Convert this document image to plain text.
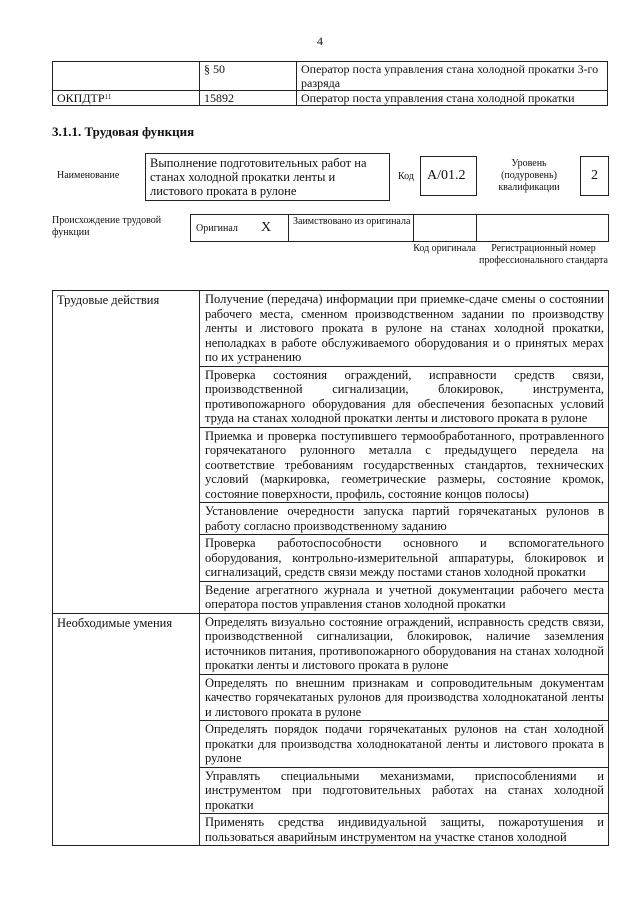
4
	§ 50	Оператор поста управления стана холодной прокатки 3-го разряда
ОКПДТР$^{11}$	15892	Оператор поста управления стана холодной прокатки
3.1.1. Трудовая функция
Наименование
Выполнение подготовительных работ на станах холодной прокатки ленты и листового проката в рулоне
Код A/01.2
Уровень (подуровень) квалификации
2
Происхождение трудовой функции	Оригинал X Заимствовано из оригинала
Код оригинала	Регистрационный номер профессионального стандарта
Трудовые действия	Получение (передача) информации при приемке-сдаче смены о состоянии рабочего места, сменном производственном задании по производству ленты и листового проката в рулоне на станах холодной прокатки, неполадках в работе обслуживаемого оборудования и о принятых мерах по их устранению
	Проверка состояния ограждений, исправности средств связи, производственной сигнализации, блокировок, инструмента, противопожарного оборудования для обеспечения безопасных условий труда на станах холодной прокатки ленты и листового проката в рулоне
	Приемка и проверка поступившего термообработанного, протравленного горячекатаного рулонного металла с предыдущего передела на соответствие требованиям государственных стандартов, технических условий (маркировка, геометрические размеры, состояние кромок, состояние поверхности, профиль, состояние концов полосы)
	Установление очередности запуска партий горячекатаных рулонов в работу согласно производственному заданию
	Проверка работоспособности основного и вспомогательного оборудования, контрольно-измерительной аппаратуры, блокировок и сигнализаций, средств связи между постами станов холодной прокатки
	Ведение агрегатного журнала и учетной документации рабочего места оператора постов управления станов холодной прокатки
Необходимые умения	Определять визуально состояние ограждений, исправность средств связи, производственной сигнализации, блокировок, наличие заземления источников питания, противопожарного оборудования на станах холодной прокатки ленты и листового проката в рулоне
	Определять по внешним признакам и сопроводительным документам качество горячекатаных рулонов для производства холоднокатаной ленты и листового проката в рулоне
	Определять порядок подачи горячекатаных рулонов на стан холодной прокатки для производства холоднокатаной ленты и листового проката в рулоне
	Управлять специальными механизмами, приспособлениями и инструментом при подготовительных работах на станах холодной прокатки
	Применять средства индивидуальной защиты, пожаротушения и пользоваться аварийным инструментом на участке станов холодной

• **WHAT IS ASKED**: Count each line where the string "инструментом" occurs, and write only the number.

• **THE REPLY**: 2